— Written request —
Within this material, how many lines have the string "работы" in them? The answer is a number, with nothing added.

— Data excerpts —
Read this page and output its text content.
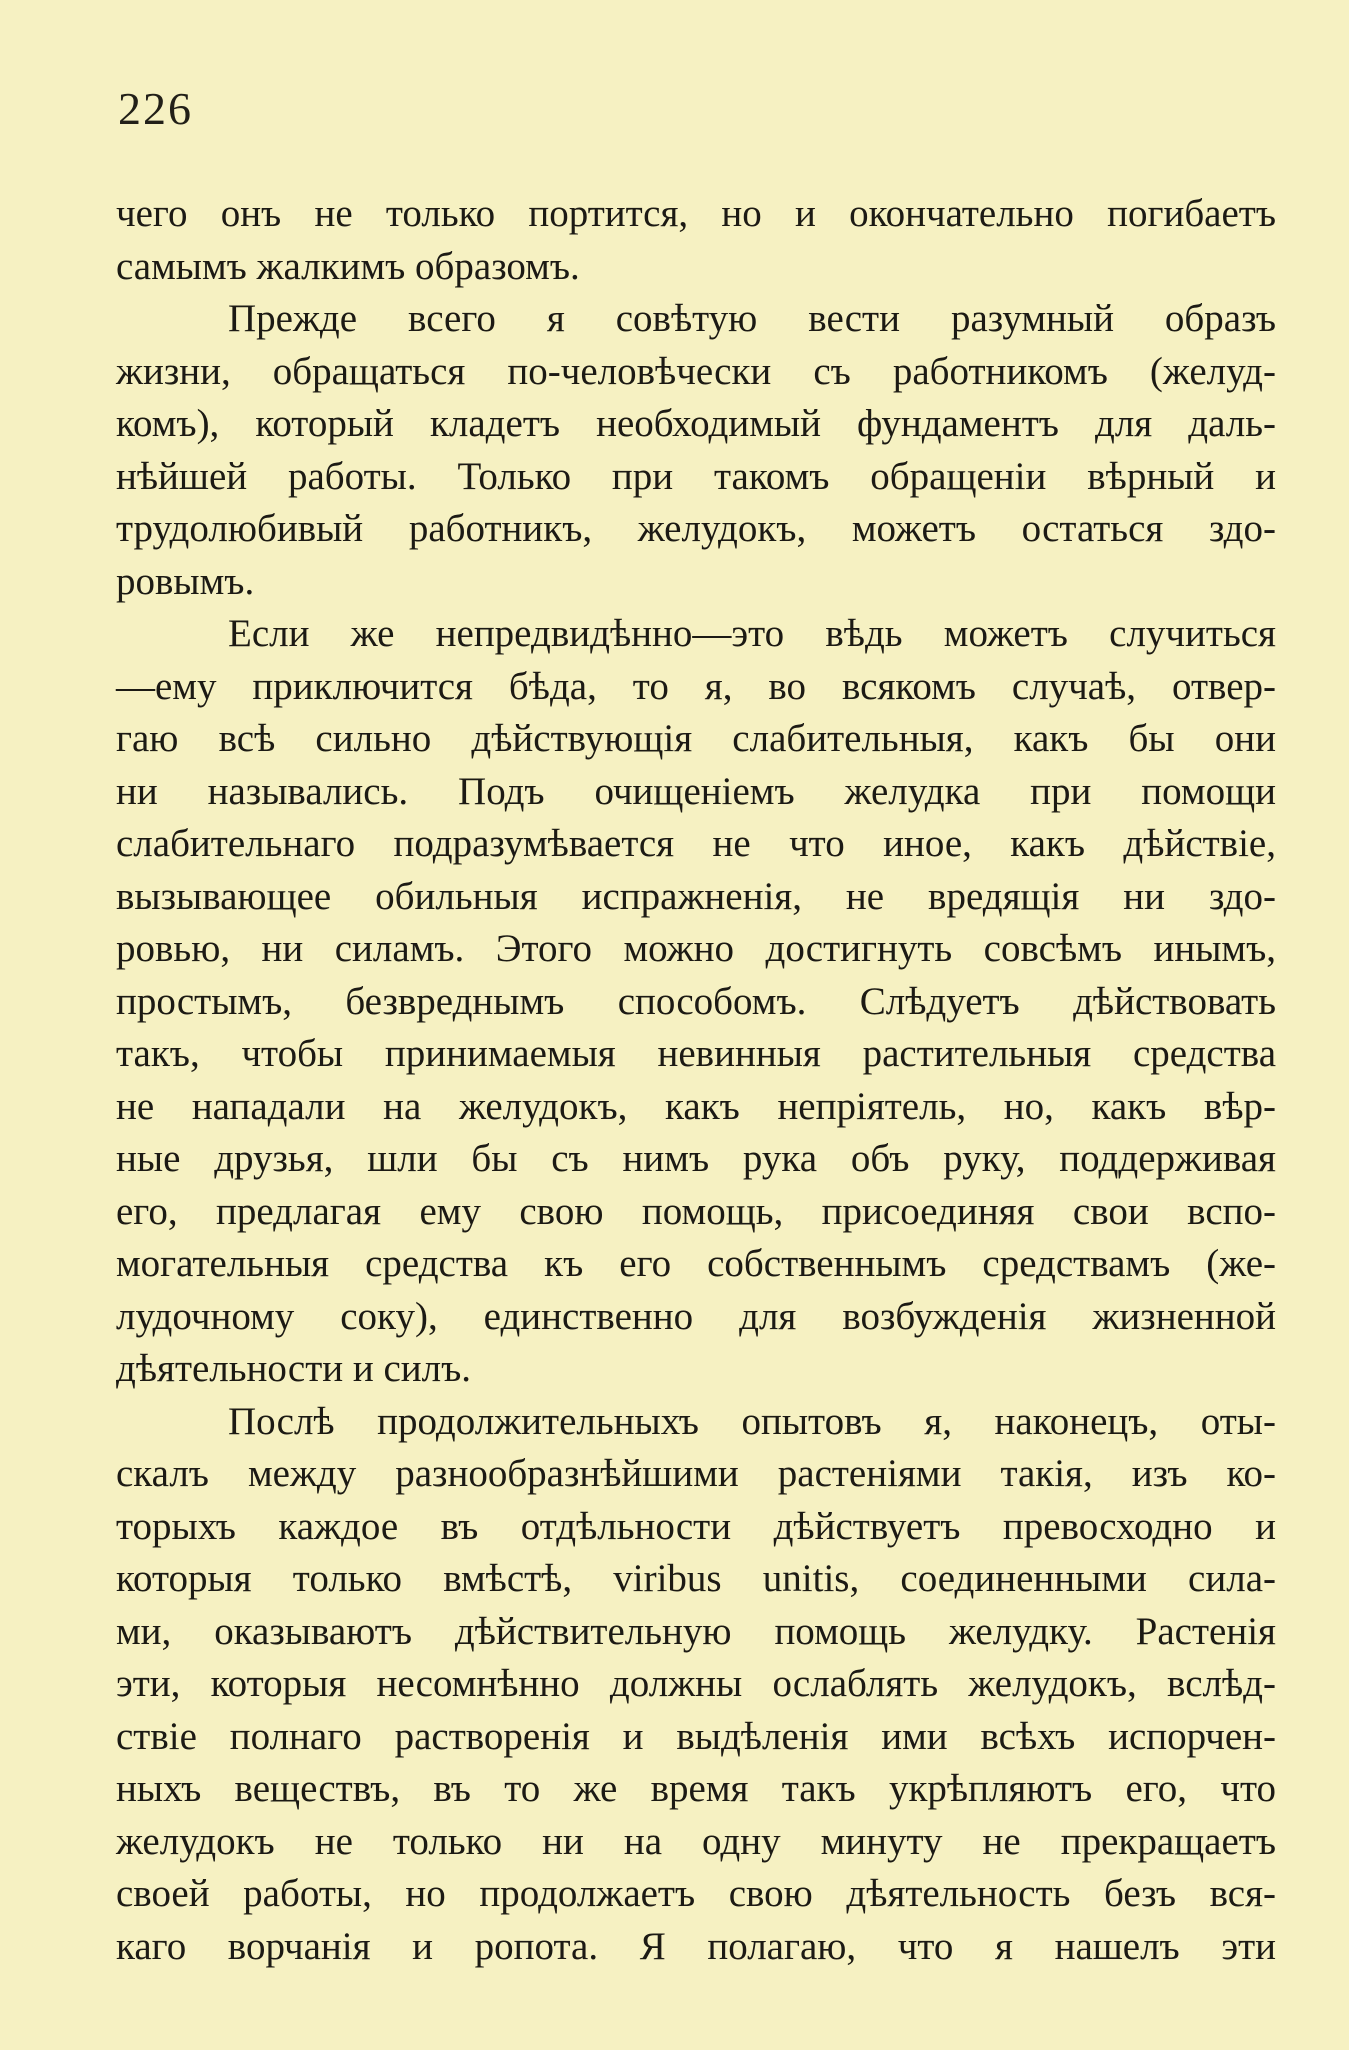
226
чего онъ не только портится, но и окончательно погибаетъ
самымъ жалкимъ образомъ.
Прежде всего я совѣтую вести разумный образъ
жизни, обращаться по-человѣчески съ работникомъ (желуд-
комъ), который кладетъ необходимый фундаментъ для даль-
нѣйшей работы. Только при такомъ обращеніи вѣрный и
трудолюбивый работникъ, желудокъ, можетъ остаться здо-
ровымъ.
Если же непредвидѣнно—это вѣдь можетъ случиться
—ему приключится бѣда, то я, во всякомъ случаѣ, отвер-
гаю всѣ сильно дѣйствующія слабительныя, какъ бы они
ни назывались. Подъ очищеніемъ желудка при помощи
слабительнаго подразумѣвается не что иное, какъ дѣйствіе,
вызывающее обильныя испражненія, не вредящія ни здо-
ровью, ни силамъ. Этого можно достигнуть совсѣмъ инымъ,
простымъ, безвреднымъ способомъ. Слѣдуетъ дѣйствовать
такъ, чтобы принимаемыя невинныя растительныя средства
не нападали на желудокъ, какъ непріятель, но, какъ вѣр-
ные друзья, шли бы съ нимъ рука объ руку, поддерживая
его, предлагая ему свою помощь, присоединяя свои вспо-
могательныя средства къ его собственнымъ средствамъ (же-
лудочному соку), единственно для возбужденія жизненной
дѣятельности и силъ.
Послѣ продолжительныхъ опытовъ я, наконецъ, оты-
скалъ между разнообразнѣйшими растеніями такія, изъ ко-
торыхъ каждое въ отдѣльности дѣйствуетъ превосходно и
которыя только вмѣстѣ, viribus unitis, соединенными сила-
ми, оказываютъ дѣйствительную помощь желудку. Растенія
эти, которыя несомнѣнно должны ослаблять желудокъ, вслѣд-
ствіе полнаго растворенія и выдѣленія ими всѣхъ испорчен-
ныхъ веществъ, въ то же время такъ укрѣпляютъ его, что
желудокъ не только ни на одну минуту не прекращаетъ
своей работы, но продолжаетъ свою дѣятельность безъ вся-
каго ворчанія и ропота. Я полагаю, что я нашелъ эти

— Correct answer —
2